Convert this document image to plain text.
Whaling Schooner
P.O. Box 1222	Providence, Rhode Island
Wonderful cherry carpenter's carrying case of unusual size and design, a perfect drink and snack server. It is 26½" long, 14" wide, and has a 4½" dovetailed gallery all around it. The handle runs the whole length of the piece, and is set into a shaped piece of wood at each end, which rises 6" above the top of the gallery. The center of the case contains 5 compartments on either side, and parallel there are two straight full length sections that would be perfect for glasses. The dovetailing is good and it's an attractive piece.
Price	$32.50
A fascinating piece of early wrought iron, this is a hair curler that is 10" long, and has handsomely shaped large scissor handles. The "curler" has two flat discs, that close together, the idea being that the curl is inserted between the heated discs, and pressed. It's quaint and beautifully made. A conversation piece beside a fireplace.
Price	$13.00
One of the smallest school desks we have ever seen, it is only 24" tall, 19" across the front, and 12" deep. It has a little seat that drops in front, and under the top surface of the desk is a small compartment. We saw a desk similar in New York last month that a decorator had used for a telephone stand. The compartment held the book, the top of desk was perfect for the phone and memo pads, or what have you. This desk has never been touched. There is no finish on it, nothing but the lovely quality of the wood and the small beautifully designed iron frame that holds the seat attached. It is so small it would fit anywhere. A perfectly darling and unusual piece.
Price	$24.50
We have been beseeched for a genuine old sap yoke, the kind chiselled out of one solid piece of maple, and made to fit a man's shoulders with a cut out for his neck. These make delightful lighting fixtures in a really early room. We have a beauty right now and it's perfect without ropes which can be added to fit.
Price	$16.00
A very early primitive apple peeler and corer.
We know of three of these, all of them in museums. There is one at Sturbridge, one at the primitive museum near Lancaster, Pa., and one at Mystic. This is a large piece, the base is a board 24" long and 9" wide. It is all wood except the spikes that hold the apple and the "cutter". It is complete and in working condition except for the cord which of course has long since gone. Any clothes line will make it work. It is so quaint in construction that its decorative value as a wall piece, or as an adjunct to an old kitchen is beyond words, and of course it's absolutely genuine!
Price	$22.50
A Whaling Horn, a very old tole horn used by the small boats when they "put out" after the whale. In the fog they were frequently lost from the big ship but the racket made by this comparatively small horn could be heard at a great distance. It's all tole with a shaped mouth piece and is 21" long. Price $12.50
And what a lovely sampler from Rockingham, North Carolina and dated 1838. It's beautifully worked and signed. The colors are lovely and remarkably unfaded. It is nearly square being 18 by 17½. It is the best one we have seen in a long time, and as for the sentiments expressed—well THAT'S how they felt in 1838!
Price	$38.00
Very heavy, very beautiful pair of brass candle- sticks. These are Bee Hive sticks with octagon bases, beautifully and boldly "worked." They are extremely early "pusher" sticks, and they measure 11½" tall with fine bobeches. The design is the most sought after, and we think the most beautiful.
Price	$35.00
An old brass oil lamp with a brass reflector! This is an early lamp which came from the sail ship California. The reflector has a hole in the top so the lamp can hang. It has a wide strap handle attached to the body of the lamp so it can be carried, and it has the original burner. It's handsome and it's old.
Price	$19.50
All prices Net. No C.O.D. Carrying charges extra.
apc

= = = =

[AIM]
Write out every line exactly as it stands.

[WORKED SOLUTION]
Convert this document image to plain text.
Whaling Schooner
P.O. Box 1222	Providence, Rhode Island
Wonderful cherry carpenter's carrying case of unusual size and design, a perfect drink and snack server. It is 26½" long, 14" wide, and has a 4½" dovetailed gallery all around it. The handle runs the whole length of the piece, and is set into a shaped piece of wood at each end, which rises 6" above the top of the gallery. The center of the case contains 5 compartments on either side, and parallel there are two straight full length sections that would be perfect for glasses. The dovetailing is good and it's an attractive piece.
Price	$32.50
A fascinating piece of early wrought iron, this is a hair curler that is 10" long, and has handsomely shaped large scissor handles. The "curler" has two flat discs, that close together, the idea being that the curl is inserted between the heated discs, and pressed. It's quaint and beautifully made. A conversation piece beside a fireplace.
Price	$13.00
One of the smallest school desks we have ever seen, it is only 24" tall, 19" across the front, and 12" deep. It has a little seat that drops in front, and under the top surface of the desk is a small compartment. We saw a desk similar in New York last month that a decorator had used for a telephone stand. The compartment held the book, the top of desk was perfect for the phone and memo pads, or what have you. This desk has never been touched. There is no finish on it, nothing but the lovely quality of the wood and the small beautifully designed iron frame that holds the seat attached. It is so small it would fit anywhere. A perfectly darling and unusual piece.
Price	$24.50
We have been beseeched for a genuine old sap yoke, the kind chiselled out of one solid piece of maple, and made to fit a man's shoulders with a cut out for his neck. These make delightful lighting fixtures in a really early room. We have a beauty right now and it's perfect without ropes which can be added to fit.
Price	$16.00
A very early primitive apple peeler and corer.
We know of three of these, all of them in museums. There is one at Sturbridge, one at the primitive museum near Lancaster, Pa., and one at Mystic. This is a large piece, the base is a board 24" long and 9" wide. It is all wood except the spikes that hold the apple and the "cutter". It is complete and in working condition except for the cord which of course has long since gone. Any clothes line will make it work. It is so quaint in construction that its decorative value as a wall piece, or as an adjunct to an old kitchen is beyond words, and of course it's absolutely genuine!
Price	$22.50
A Whaling Horn, a very old tole horn used by the small boats when they "put out" after the whale. In the fog they were frequently lost from the big ship but the racket made by this comparatively small horn could be heard at a great distance. It's all tole with a shaped mouth piece and is 21" long. Price $12.50
And what a lovely sampler from Rockingham, North Carolina and dated 1838. It's beautifully worked and signed. The colors are lovely and remarkably unfaded. It is nearly square being 18 by 17½. It is the best one we have seen in a long time, and as for the sentiments expressed—well THAT'S how they felt in 1838!
Price	$38.00
Very heavy, very beautiful pair of brass candle- sticks. These are Bee Hive sticks with octagon bases, beautifully and boldly "worked." They are extremely early "pusher" sticks, and they measure 11½" tall with fine bobeches. The design is the most sought after, and we think the most beautiful.
Price	$35.00
An old brass oil lamp with a brass reflector! This is an early lamp which came from the sail ship California. The reflector has a hole in the top so the lamp can hang. It has a wide strap handle attached to the body of the lamp so it can be carried, and it has the original burner. It's handsome and it's old.
Price	$19.50
All prices Net. No C.O.D. Carrying charges extra.
apc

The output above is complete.